··· GIVEN DATA

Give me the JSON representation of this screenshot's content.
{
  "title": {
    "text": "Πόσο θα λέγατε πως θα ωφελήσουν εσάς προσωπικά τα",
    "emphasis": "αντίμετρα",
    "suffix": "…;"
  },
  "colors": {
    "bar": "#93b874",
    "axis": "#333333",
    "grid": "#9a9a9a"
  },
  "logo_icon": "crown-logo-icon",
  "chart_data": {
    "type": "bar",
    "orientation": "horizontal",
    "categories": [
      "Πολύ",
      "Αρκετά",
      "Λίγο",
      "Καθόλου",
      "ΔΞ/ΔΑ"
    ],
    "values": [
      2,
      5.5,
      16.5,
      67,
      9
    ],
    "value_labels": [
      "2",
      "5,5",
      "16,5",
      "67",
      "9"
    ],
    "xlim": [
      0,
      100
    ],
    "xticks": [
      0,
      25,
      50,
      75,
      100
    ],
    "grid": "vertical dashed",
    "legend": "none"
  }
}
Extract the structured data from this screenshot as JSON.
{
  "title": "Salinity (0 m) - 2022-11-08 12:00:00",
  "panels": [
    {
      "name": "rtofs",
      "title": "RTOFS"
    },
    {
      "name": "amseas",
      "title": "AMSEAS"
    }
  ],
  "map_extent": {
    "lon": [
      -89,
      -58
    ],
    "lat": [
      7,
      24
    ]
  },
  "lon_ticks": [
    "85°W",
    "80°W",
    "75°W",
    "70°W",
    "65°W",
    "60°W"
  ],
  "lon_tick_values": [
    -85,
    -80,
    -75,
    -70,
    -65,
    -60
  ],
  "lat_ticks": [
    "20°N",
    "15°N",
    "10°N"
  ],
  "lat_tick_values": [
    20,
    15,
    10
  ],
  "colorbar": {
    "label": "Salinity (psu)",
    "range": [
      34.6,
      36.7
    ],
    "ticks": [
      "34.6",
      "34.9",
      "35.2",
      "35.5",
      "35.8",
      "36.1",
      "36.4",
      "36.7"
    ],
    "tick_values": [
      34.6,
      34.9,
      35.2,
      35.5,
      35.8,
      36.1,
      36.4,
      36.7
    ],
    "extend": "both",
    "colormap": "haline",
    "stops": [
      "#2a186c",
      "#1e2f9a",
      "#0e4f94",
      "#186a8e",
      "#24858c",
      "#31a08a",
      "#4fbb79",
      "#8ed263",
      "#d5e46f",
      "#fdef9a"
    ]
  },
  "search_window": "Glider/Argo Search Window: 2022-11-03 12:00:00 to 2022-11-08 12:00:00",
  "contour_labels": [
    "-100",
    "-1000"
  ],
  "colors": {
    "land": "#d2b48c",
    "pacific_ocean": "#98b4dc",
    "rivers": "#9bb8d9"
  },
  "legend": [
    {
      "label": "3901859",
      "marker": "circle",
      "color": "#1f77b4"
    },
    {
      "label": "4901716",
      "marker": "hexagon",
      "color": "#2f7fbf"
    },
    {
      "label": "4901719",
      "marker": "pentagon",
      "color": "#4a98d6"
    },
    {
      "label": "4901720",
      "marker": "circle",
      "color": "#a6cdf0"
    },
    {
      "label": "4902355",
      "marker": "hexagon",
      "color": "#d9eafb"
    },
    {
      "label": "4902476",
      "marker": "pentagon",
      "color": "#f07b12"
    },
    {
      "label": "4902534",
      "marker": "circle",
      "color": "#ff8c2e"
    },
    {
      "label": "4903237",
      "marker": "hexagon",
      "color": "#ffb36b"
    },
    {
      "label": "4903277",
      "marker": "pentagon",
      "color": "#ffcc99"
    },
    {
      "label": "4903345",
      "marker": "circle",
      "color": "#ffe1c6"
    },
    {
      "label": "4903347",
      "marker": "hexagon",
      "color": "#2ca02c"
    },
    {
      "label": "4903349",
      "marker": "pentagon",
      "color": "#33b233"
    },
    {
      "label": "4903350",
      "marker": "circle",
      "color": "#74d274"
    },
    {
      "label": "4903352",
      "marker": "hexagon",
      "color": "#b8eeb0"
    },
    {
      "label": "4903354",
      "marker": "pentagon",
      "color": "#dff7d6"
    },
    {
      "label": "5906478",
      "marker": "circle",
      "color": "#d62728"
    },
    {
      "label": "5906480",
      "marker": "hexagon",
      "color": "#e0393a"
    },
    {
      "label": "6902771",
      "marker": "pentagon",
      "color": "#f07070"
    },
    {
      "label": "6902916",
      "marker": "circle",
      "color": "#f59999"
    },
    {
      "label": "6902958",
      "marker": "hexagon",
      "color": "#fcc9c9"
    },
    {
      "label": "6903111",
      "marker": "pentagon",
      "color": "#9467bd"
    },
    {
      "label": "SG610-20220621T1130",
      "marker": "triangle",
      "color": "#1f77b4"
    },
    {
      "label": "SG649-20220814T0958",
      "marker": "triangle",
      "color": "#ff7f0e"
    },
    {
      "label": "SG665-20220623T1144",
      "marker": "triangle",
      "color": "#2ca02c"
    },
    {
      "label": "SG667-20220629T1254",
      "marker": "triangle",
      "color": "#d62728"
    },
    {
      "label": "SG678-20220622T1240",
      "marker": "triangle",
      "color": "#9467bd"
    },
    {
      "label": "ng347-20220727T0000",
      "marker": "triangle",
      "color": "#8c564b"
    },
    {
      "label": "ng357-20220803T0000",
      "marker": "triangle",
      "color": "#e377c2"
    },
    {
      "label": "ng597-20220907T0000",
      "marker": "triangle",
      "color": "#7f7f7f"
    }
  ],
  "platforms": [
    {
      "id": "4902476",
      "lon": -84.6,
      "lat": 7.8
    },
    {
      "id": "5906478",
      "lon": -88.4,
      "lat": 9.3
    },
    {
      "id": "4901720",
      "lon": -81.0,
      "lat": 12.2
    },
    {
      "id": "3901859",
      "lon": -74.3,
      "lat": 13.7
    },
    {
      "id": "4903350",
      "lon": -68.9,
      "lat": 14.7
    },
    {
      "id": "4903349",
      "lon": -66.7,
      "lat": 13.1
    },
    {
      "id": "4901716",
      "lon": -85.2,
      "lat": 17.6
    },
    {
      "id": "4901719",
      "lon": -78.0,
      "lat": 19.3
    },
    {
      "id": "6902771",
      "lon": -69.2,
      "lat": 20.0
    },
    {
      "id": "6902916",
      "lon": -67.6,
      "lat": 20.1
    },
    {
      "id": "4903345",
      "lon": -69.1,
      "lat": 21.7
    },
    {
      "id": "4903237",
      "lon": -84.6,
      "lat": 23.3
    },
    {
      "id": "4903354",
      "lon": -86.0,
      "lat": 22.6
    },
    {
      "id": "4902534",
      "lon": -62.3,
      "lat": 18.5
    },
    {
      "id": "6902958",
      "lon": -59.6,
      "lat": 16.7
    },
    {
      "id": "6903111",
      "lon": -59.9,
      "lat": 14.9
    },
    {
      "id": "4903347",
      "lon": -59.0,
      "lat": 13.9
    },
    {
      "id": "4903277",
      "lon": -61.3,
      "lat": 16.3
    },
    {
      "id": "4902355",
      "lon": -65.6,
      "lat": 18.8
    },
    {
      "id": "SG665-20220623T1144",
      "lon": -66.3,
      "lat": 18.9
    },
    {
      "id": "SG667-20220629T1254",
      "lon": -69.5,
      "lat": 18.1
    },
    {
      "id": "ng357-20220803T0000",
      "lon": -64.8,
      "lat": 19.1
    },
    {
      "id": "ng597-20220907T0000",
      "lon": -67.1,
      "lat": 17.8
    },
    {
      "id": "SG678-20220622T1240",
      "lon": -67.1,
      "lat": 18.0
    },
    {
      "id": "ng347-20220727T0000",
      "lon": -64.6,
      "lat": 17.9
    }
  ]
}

······

» **PROBLEM REQUIREMENTS**: Please output the entries above, every line exactly as it reads.

» **COMPLETE ANSWER**:
Give me the JSON representation of this screenshot's content.
{
  "title": {
    "text": "Πόσο θα λέγατε πως θα ωφελήσουν εσάς προσωπικά τα",
    "emphasis": "αντίμετρα",
    "suffix": "…;"
  },
  "colors": {
    "bar": "#93b874",
    "axis": "#333333",
    "grid": "#9a9a9a"
  },
  "logo_icon": "crown-logo-icon",
  "chart_data": {
    "type": "bar",
    "orientation": "horizontal",
    "categories": [
      "Πολύ",
      "Αρκετά",
      "Λίγο",
      "Καθόλου",
      "ΔΞ/ΔΑ"
    ],
    "values": [
      2,
      5.5,
      16.5,
      67,
      9
    ],
    "value_labels": [
      "2",
      "5,5",
      "16,5",
      "67",
      "9"
    ],
    "xlim": [
      0,
      100
    ],
    "xticks": [
      0,
      25,
      50,
      75,
      100
    ],
    "grid": "vertical dashed",
    "legend": "none"
  }
}
Extract the structured data from this screenshot as JSON.
{
  "title": "Salinity (0 m) - 2022-11-08 12:00:00",
  "panels": [
    {
      "name": "rtofs",
      "title": "RTOFS"
    },
    {
      "name": "amseas",
      "title": "AMSEAS"
    }
  ],
  "map_extent": {
    "lon": [
      -89,
      -58
    ],
    "lat": [
      7,
      24
    ]
  },
  "lon_ticks": [
    "85°W",
    "80°W",
    "75°W",
    "70°W",
    "65°W",
    "60°W"
  ],
  "lon_tick_values": [
    -85,
    -80,
    -75,
    -70,
    -65,
    -60
  ],
  "lat_ticks": [
    "20°N",
    "15°N",
    "10°N"
  ],
  "lat_tick_values": [
    20,
    15,
    10
  ],
  "colorbar": {
    "label": "Salinity (psu)",
    "range": [
      34.6,
      36.7
    ],
    "ticks": [
      "34.6",
      "34.9",
      "35.2",
      "35.5",
      "35.8",
      "36.1",
      "36.4",
      "36.7"
    ],
    "tick_values": [
      34.6,
      34.9,
      35.2,
      35.5,
      35.8,
      36.1,
      36.4,
      36.7
    ],
    "extend": "both",
    "colormap": "haline",
    "stops": [
      "#2a186c",
      "#1e2f9a",
      "#0e4f94",
      "#186a8e",
      "#24858c",
      "#31a08a",
      "#4fbb79",
      "#8ed263",
      "#d5e46f",
      "#fdef9a"
    ]
  },
  "search_window": "Glider/Argo Search Window: 2022-11-03 12:00:00 to 2022-11-08 12:00:00",
  "contour_labels": [
    "-100",
    "-1000"
  ],
  "colors": {
    "land": "#d2b48c",
    "pacific_ocean": "#98b4dc",
    "rivers": "#9bb8d9"
  },
  "legend": [
    {
      "label": "3901859",
      "marker": "circle",
      "color": "#1f77b4"
    },
    {
      "label": "4901716",
      "marker": "hexagon",
      "color": "#2f7fbf"
    },
    {
      "label": "4901719",
      "marker": "pentagon",
      "color": "#4a98d6"
    },
    {
      "label": "4901720",
      "marker": "circle",
      "color": "#a6cdf0"
    },
    {
      "label": "4902355",
      "marker": "hexagon",
      "color": "#d9eafb"
    },
    {
      "label": "4902476",
      "marker": "pentagon",
      "color": "#f07b12"
    },
    {
      "label": "4902534",
      "marker": "circle",
      "color": "#ff8c2e"
    },
    {
      "label": "4903237",
      "marker": "hexagon",
      "color": "#ffb36b"
    },
    {
      "label": "4903277",
      "marker": "pentagon",
      "color": "#ffcc99"
    },
    {
      "label": "4903345",
      "marker": "circle",
      "color": "#ffe1c6"
    },
    {
      "label": "4903347",
      "marker": "hexagon",
      "color": "#2ca02c"
    },
    {
      "label": "4903349",
      "marker": "pentagon",
      "color": "#33b233"
    },
    {
      "label": "4903350",
      "marker": "circle",
      "color": "#74d274"
    },
    {
      "label": "4903352",
      "marker": "hexagon",
      "color": "#b8eeb0"
    },
    {
      "label": "4903354",
      "marker": "pentagon",
      "color": "#dff7d6"
    },
    {
      "label": "5906478",
      "marker": "circle",
      "color": "#d62728"
    },
    {
      "label": "5906480",
      "marker": "hexagon",
      "color": "#e0393a"
    },
    {
      "label": "6902771",
      "marker": "pentagon",
      "color": "#f07070"
    },
    {
      "label": "6902916",
      "marker": "circle",
      "color": "#f59999"
    },
    {
      "label": "6902958",
      "marker": "hexagon",
      "color": "#fcc9c9"
    },
    {
      "label": "6903111",
      "marker": "pentagon",
      "color": "#9467bd"
    },
    {
      "label": "SG610-20220621T1130",
      "marker": "triangle",
      "color": "#1f77b4"
    },
    {
      "label": "SG649-20220814T0958",
      "marker": "triangle",
      "color": "#ff7f0e"
    },
    {
      "label": "SG665-20220623T1144",
      "marker": "triangle",
      "color": "#2ca02c"
    },
    {
      "label": "SG667-20220629T1254",
      "marker": "triangle",
      "color": "#d62728"
    },
    {
      "label": "SG678-20220622T1240",
      "marker": "triangle",
      "color": "#9467bd"
    },
    {
      "label": "ng347-20220727T0000",
      "marker": "triangle",
      "color": "#8c564b"
    },
    {
      "label": "ng357-20220803T0000",
      "marker": "triangle",
      "color": "#e377c2"
    },
    {
      "label": "ng597-20220907T0000",
      "marker": "triangle",
      "color": "#7f7f7f"
    }
  ],
  "platforms": [
    {
      "id": "4902476",
      "lon": -84.6,
      "lat": 7.8
    },
    {
      "id": "5906478",
      "lon": -88.4,
      "lat": 9.3
    },
    {
      "id": "4901720",
      "lon": -81.0,
      "lat": 12.2
    },
    {
      "id": "3901859",
      "lon": -74.3,
      "lat": 13.7
    },
    {
      "id": "4903350",
      "lon": -68.9,
      "lat": 14.7
    },
    {
      "id": "4903349",
      "lon": -66.7,
      "lat": 13.1
    },
    {
      "id": "4901716",
      "lon": -85.2,
      "lat": 17.6
    },
    {
      "id": "4901719",
      "lon": -78.0,
      "lat": 19.3
    },
    {
      "id": "6902771",
      "lon": -69.2,
      "lat": 20.0
    },
    {
      "id": "6902916",
      "lon": -67.6,
      "lat": 20.1
    },
    {
      "id": "4903345",
      "lon": -69.1,
      "lat": 21.7
    },
    {
      "id": "4903237",
      "lon": -84.6,
      "lat": 23.3
    },
    {
      "id": "4903354",
      "lon": -86.0,
      "lat": 22.6
    },
    {
      "id": "4902534",
      "lon": -62.3,
      "lat": 18.5
    },
    {
      "id": "6902958",
      "lon": -59.6,
      "lat": 16.7
    },
    {
      "id": "6903111",
      "lon": -59.9,
      "lat": 14.9
    },
    {
      "id": "4903347",
      "lon": -59.0,
      "lat": 13.9
    },
    {
      "id": "4903277",
      "lon": -61.3,
      "lat": 16.3
    },
    {
      "id": "4902355",
      "lon": -65.6,
      "lat": 18.8
    },
    {
      "id": "SG665-20220623T1144",
      "lon": -66.3,
      "lat": 18.9
    },
    {
      "id": "SG667-20220629T1254",
      "lon": -69.5,
      "lat": 18.1
    },
    {
      "id": "ng357-20220803T0000",
      "lon": -64.8,
      "lat": 19.1
    },
    {
      "id": "ng597-20220907T0000",
      "lon": -67.1,
      "lat": 17.8
    },
    {
      "id": "SG678-20220622T1240",
      "lon": -67.1,
      "lat": 18.0
    },
    {
      "id": "ng347-20220727T0000",
      "lon": -64.6,
      "lat": 17.9
    }
  ]
}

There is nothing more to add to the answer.